_Stated goal_: List each line in which the string "μέλλων" appears.

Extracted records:
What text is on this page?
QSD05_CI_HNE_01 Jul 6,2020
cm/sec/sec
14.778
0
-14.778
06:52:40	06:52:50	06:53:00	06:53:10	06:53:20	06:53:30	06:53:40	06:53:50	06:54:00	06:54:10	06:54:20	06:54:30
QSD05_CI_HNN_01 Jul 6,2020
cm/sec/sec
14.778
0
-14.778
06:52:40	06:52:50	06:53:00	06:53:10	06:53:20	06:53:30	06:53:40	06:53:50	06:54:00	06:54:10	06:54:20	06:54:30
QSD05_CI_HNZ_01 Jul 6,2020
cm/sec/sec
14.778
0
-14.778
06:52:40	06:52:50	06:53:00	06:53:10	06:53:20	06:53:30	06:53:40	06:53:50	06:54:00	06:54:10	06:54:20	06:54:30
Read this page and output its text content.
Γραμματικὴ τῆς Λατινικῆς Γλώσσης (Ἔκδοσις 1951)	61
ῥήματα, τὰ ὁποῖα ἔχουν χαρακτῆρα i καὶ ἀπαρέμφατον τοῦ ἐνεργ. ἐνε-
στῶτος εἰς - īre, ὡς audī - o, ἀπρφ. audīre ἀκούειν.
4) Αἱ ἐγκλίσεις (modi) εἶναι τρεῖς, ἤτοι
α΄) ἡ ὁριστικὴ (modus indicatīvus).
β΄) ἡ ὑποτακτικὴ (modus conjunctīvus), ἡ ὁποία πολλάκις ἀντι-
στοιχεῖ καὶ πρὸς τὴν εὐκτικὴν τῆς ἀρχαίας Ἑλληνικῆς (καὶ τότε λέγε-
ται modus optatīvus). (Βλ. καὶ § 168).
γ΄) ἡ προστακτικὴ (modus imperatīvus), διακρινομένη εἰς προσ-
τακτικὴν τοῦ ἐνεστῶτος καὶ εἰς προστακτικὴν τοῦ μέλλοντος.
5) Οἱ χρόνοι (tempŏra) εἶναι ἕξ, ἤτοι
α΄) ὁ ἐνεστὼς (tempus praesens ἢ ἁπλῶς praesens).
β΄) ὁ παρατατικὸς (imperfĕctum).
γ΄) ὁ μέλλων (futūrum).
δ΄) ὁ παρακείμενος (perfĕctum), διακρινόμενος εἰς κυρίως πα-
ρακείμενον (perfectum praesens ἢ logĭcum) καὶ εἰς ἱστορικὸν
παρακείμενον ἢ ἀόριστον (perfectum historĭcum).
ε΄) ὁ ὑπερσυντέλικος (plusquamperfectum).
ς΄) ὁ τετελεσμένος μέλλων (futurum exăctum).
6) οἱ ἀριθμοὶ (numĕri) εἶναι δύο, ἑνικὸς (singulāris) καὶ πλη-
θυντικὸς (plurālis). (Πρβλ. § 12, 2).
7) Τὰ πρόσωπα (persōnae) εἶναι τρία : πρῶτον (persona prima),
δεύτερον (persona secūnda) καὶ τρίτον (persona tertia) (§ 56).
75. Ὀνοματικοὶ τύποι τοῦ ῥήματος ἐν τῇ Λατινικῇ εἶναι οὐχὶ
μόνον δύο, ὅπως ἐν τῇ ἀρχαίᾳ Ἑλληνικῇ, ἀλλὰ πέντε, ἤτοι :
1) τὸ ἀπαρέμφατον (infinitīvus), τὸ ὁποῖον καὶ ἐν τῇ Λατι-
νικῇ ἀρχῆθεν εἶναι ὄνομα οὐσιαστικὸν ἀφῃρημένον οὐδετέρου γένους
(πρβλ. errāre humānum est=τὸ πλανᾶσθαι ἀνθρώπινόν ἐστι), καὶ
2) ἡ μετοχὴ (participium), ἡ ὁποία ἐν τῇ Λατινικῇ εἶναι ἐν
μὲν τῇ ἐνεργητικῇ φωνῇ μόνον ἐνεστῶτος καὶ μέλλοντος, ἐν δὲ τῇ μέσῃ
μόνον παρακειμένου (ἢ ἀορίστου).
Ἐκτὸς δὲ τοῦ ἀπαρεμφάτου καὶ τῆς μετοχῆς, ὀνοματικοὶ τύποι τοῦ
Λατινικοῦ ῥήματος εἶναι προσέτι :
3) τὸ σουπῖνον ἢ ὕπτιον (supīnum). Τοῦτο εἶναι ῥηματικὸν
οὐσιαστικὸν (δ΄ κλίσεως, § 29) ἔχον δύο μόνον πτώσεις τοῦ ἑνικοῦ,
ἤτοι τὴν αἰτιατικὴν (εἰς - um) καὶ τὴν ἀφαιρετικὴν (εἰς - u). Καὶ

_Response to the task_:
γ΄) ὁ μέλλων (futūrum).
ς΄) ὁ τετελεσμένος μέλλων (futurum exăctum).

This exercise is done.